Data excerpts:
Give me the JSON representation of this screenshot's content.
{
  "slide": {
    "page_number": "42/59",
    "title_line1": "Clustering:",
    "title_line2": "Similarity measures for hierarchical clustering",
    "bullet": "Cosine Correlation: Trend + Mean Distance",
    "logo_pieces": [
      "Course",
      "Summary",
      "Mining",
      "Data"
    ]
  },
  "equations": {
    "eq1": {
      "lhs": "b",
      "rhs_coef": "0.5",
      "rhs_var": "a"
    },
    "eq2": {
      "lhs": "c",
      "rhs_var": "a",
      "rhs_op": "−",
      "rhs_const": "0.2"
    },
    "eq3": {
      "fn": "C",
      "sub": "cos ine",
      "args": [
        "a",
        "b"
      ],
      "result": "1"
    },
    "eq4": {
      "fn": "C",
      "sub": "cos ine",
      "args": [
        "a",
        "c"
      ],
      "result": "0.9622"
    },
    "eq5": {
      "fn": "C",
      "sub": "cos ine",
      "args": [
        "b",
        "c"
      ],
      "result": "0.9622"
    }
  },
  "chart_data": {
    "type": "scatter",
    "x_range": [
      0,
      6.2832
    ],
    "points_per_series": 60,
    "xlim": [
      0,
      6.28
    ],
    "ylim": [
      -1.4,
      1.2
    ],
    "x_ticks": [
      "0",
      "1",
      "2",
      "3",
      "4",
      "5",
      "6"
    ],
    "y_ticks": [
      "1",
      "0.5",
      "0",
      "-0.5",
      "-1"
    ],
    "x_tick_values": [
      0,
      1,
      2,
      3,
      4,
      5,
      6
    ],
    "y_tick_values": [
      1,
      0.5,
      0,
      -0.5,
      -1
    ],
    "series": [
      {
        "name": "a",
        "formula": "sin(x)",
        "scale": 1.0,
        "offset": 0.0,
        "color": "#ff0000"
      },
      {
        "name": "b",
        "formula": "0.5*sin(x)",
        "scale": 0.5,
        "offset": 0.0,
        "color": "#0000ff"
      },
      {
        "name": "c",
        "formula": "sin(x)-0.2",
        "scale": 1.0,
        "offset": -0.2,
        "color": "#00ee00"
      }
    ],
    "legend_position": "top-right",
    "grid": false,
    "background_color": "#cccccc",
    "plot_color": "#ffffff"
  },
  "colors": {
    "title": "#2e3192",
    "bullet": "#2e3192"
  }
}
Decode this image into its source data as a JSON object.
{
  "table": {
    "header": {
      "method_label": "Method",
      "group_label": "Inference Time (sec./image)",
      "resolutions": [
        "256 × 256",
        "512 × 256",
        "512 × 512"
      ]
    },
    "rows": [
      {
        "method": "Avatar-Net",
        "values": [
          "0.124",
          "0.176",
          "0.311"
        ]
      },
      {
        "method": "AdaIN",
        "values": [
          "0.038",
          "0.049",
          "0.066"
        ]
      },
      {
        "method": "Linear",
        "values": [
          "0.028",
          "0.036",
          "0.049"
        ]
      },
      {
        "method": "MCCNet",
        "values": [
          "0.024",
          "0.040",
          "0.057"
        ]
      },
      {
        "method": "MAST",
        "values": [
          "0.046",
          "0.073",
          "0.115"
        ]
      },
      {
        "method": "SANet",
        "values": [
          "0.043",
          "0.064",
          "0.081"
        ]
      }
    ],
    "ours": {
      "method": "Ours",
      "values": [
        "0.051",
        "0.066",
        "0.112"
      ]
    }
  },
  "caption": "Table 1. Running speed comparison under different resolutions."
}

Written exercise: Among the records above, find each line holding the string "JSON" and pull it out.

Response below:
Give me the JSON representation of this screenshot's content.
Decode this image into its source data as a JSON object.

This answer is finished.